**Supplied entries**
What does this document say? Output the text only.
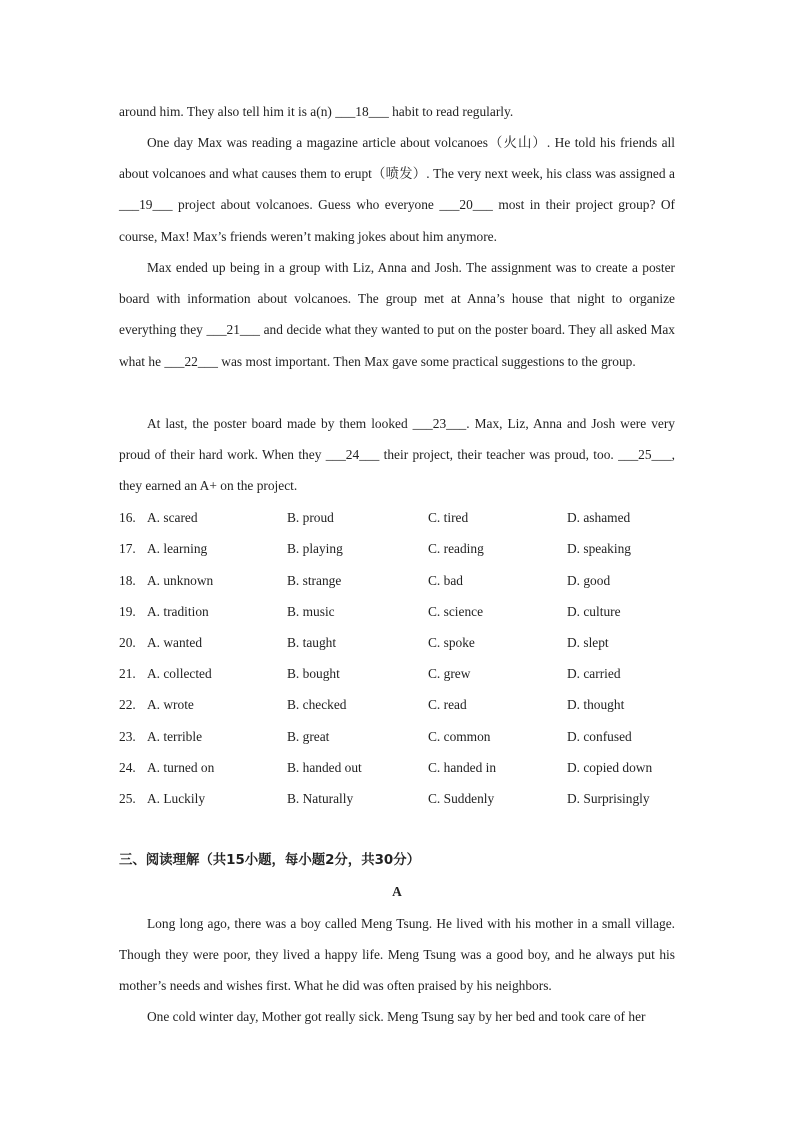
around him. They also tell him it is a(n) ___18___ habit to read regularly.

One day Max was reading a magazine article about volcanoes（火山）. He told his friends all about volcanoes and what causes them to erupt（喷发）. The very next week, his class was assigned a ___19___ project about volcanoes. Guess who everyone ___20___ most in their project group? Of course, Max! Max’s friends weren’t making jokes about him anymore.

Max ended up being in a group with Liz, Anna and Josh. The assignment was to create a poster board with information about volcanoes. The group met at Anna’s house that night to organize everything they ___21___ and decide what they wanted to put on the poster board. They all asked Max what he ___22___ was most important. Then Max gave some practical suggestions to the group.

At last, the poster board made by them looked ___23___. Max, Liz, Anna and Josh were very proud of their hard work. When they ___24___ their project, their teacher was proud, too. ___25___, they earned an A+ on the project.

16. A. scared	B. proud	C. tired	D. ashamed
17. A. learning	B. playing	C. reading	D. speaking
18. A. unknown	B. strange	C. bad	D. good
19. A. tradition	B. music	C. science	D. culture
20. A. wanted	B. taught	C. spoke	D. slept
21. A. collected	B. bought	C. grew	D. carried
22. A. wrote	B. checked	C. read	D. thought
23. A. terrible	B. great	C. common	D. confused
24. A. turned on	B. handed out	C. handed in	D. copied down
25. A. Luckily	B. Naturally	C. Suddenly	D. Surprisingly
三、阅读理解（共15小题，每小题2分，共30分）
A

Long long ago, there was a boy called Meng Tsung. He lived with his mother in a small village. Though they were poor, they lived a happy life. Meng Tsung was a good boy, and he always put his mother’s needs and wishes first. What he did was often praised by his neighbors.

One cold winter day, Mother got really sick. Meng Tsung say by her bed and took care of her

**Aim**
Quote the material word for word, dropping any images it holds.

**Exercise solution**
What does this document say? Output the text only.
around him. They also tell him it is a(n) ___18___ habit to read regularly.

One day Max was reading a magazine article about volcanoes（火山）. He told his friends all about volcanoes and what causes them to erupt（喷发）. The very next week, his class was assigned a ___19___ project about volcanoes. Guess who everyone ___20___ most in their project group? Of course, Max! Max’s friends weren’t making jokes about him anymore.

Max ended up being in a group with Liz, Anna and Josh. The assignment was to create a poster board with information about volcanoes. The group met at Anna’s house that night to organize everything they ___21___ and decide what they wanted to put on the poster board. They all asked Max what he ___22___ was most important. Then Max gave some practical suggestions to the group.

At last, the poster board made by them looked ___23___. Max, Liz, Anna and Josh were very proud of their hard work. When they ___24___ their project, their teacher was proud, too. ___25___, they earned an A+ on the project.

16. A. scared	B. proud	C. tired	D. ashamed
17. A. learning	B. playing	C. reading	D. speaking
18. A. unknown	B. strange	C. bad	D. good
19. A. tradition	B. music	C. science	D. culture
20. A. wanted	B. taught	C. spoke	D. slept
21. A. collected	B. bought	C. grew	D. carried
22. A. wrote	B. checked	C. read	D. thought
23. A. terrible	B. great	C. common	D. confused
24. A. turned on	B. handed out	C. handed in	D. copied down
25. A. Luckily	B. Naturally	C. Suddenly	D. Surprisingly
三、阅读理解（共15小题，每小题2分，共30分）
A

Long long ago, there was a boy called Meng Tsung. He lived with his mother in a small village. Though they were poor, they lived a happy life. Meng Tsung was a good boy, and he always put his mother’s needs and wishes first. What he did was often praised by his neighbors.

One cold winter day, Mother got really sick. Meng Tsung say by her bed and took care of her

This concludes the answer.